• EXERCISE OBJECTIVE:
Word for word, quote all of the material, omitting the pictures.

========================================================================

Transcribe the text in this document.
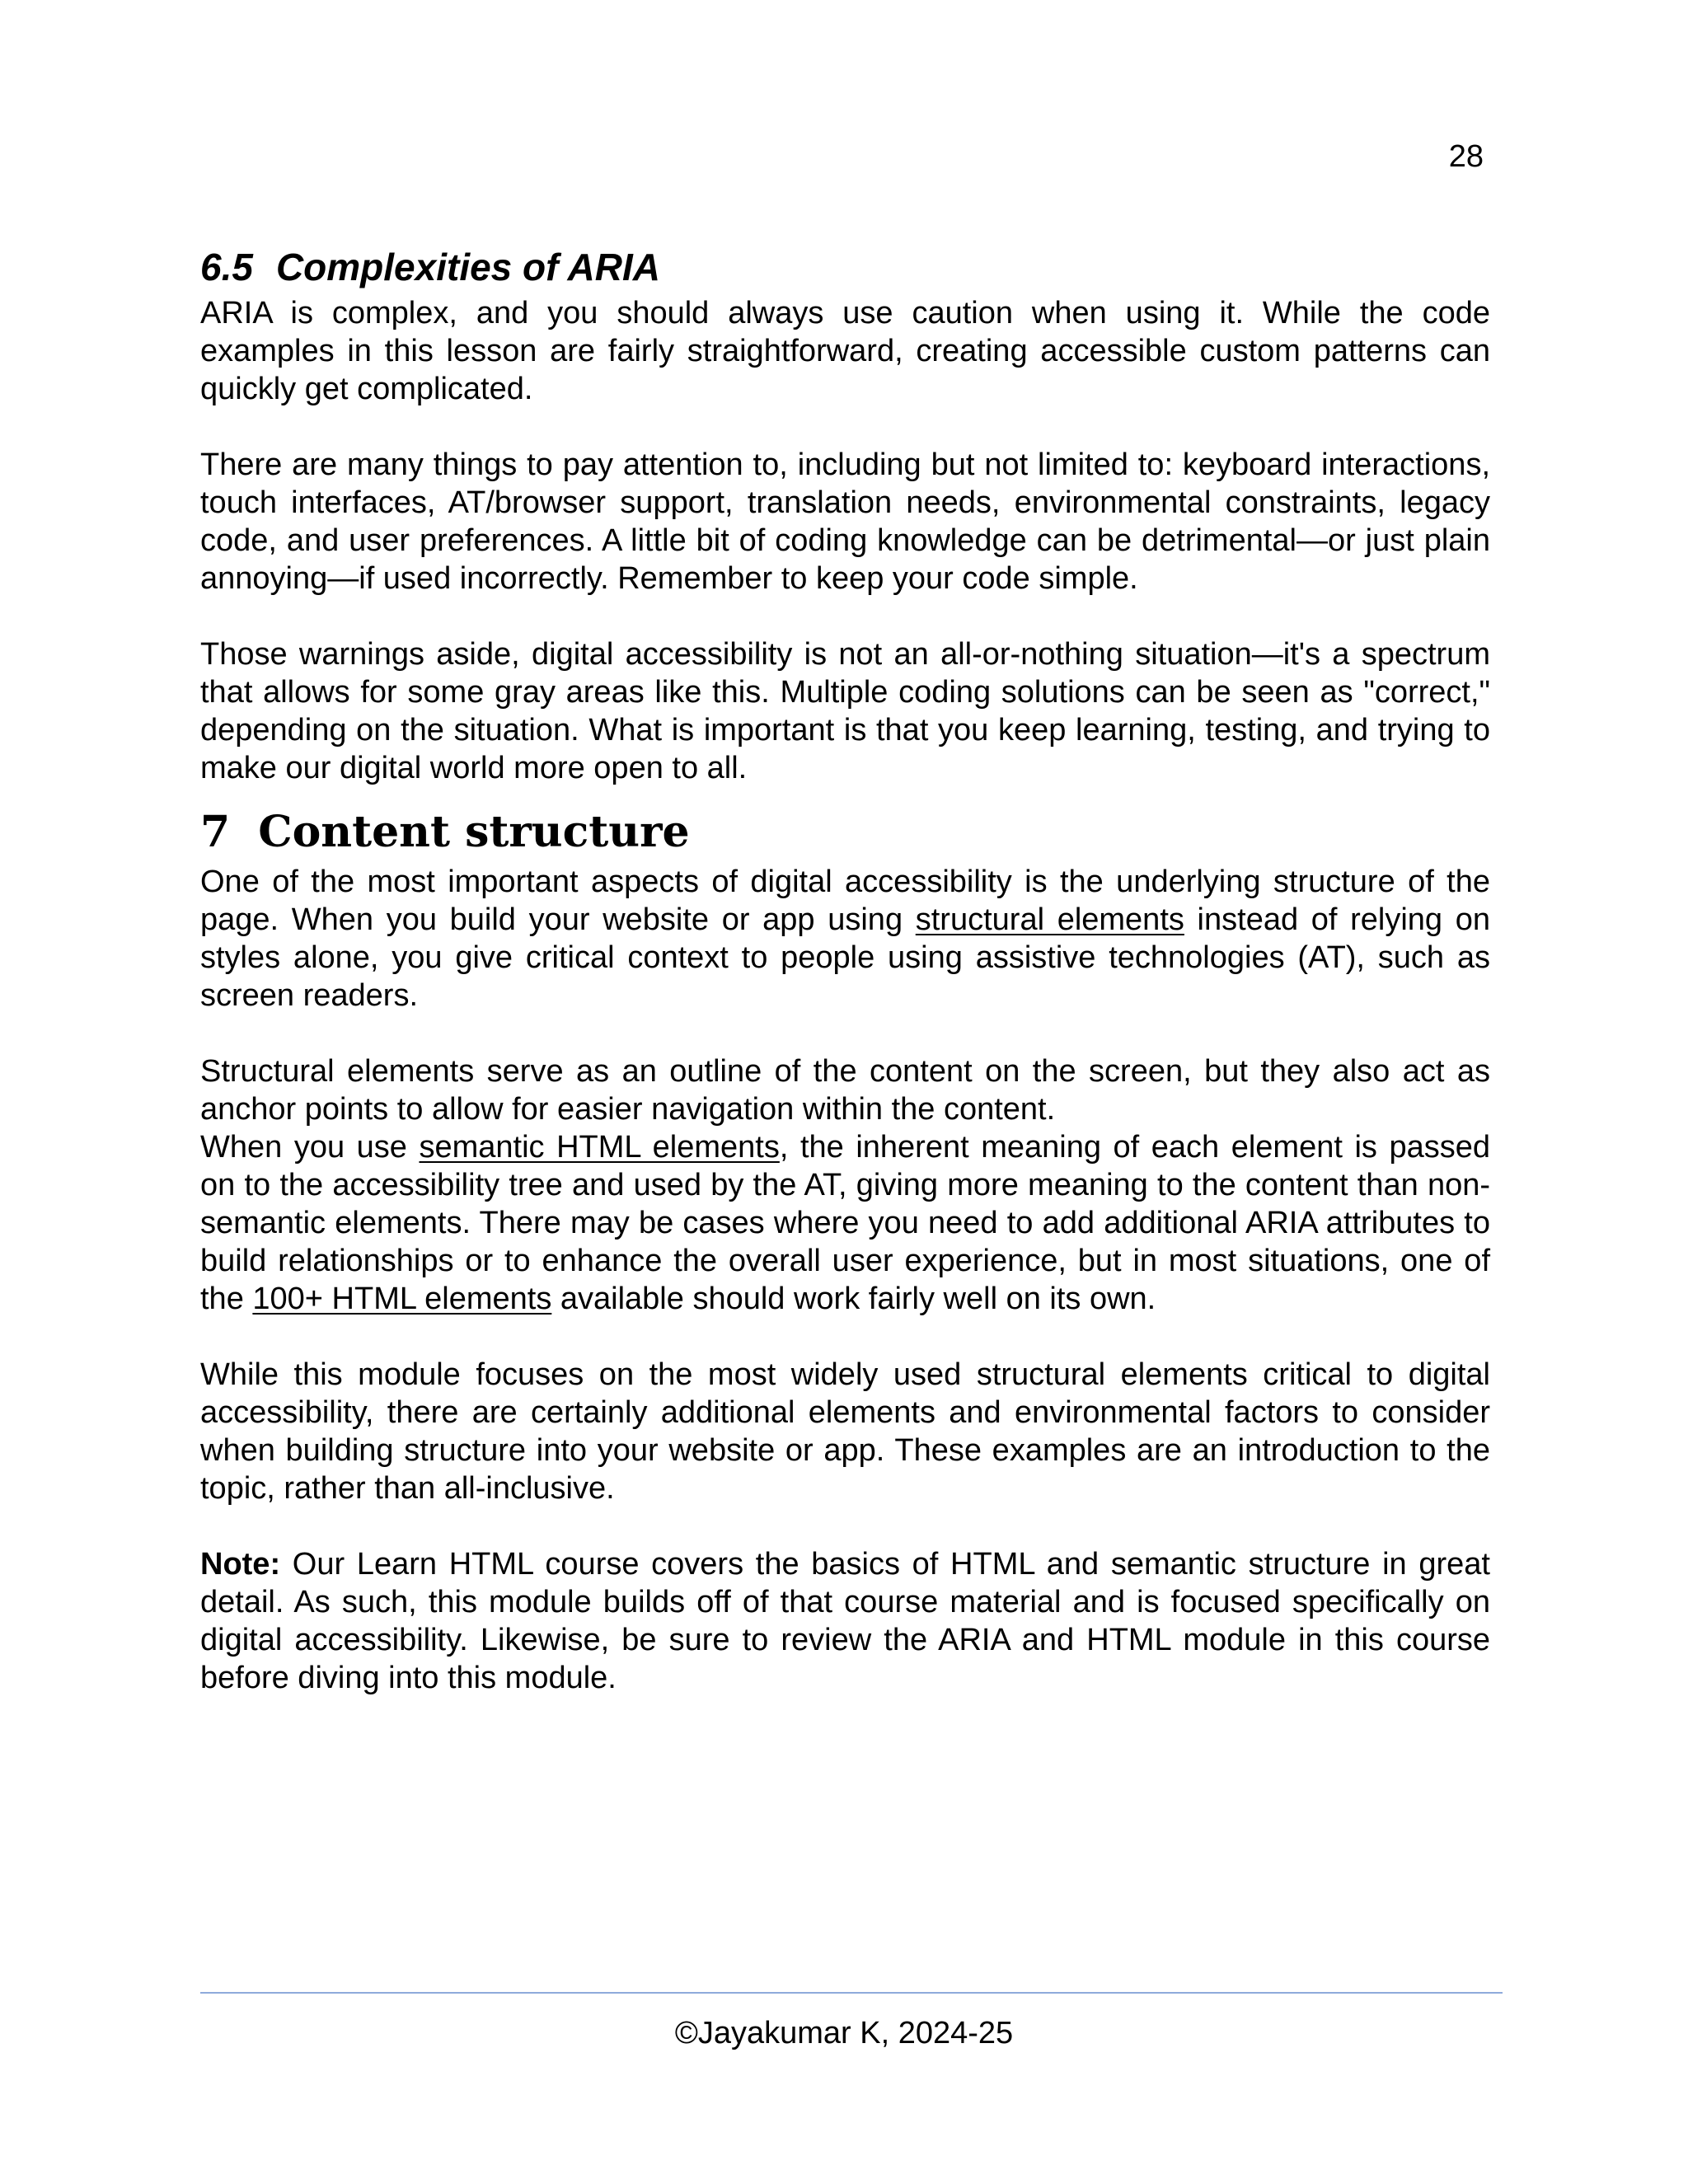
28
6.5 Complexities of ARIA

ARIA is complex, and you should always use caution when using it. While the code examples in this lesson are fairly straightforward, creating accessible custom patterns can quickly get complicated.

There are many things to pay attention to, including but not limited to: keyboard interactions, touch interfaces, AT/browser support, translation needs, environmental constraints, legacy code, and user preferences. A little bit of coding knowledge can be detrimental—or just plain annoying—if used incorrectly. Remember to keep your code simple.

Those warnings aside, digital accessibility is not an all-or-nothing situation—it's a spectrum that allows for some gray areas like this. Multiple coding solutions can be seen as "correct," depending on the situation. What is important is that you keep learning, testing, and trying to make our digital world more open to all.

7 Content structure

One of the most important aspects of digital accessibility is the underlying structure of the page. When you build your website or app using structural elements instead of relying on styles alone, you give critical context to people using assistive technologies (AT), such as screen readers.

Structural elements serve as an outline of the content on the screen, but they also act as anchor points to allow for easier navigation within the content.

When you use semantic HTML elements, the inherent meaning of each element is passed on to the accessibility tree and used by the AT, giving more meaning to the content than non-semantic elements. There may be cases where you need to add additional ARIA attributes to build relationships or to enhance the overall user experience, but in most situations, one of the 100+ HTML elements available should work fairly well on its own.

While this module focuses on the most widely used structural elements critical to digital accessibility, there are certainly additional elements and environmental factors to consider when building structure into your website or app. These examples are an introduction to the topic, rather than all-inclusive.

Note: Our Learn HTML course covers the basics of HTML and semantic structure in great detail. As such, this module builds off of that course material and is focused specifically on digital accessibility. Likewise, be sure to review the ARIA and HTML module in this course before diving into this module.

©Jayakumar K, 2024-25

========================================================================

• TASK ANSWER:
Transcribe the text in this document.
28
6.5 Complexities of ARIA

ARIA is complex, and you should always use caution when using it. While the code examples in this lesson are fairly straightforward, creating accessible custom patterns can quickly get complicated.

There are many things to pay attention to, including but not limited to: keyboard interactions, touch interfaces, AT/browser support, translation needs, environmental constraints, legacy code, and user preferences. A little bit of coding knowledge can be detrimental—or just plain annoying—if used incorrectly. Remember to keep your code simple.

Those warnings aside, digital accessibility is not an all-or-nothing situation—it's a spectrum that allows for some gray areas like this. Multiple coding solutions can be seen as "correct," depending on the situation. What is important is that you keep learning, testing, and trying to make our digital world more open to all.

7 Content structure

One of the most important aspects of digital accessibility is the underlying structure of the page. When you build your website or app using structural elements instead of relying on styles alone, you give critical context to people using assistive technologies (AT), such as screen readers.

Structural elements serve as an outline of the content on the screen, but they also act as anchor points to allow for easier navigation within the content.

When you use semantic HTML elements, the inherent meaning of each element is passed on to the accessibility tree and used by the AT, giving more meaning to the content than non-semantic elements. There may be cases where you need to add additional ARIA attributes to build relationships or to enhance the overall user experience, but in most situations, one of the 100+ HTML elements available should work fairly well on its own.

While this module focuses on the most widely used structural elements critical to digital accessibility, there are certainly additional elements and environmental factors to consider when building structure into your website or app. These examples are an introduction to the topic, rather than all-inclusive.

Note: Our Learn HTML course covers the basics of HTML and semantic structure in great detail. As such, this module builds off of that course material and is focused specifically on digital accessibility. Likewise, be sure to review the ARIA and HTML module in this course before diving into this module.

©Jayakumar K, 2024-25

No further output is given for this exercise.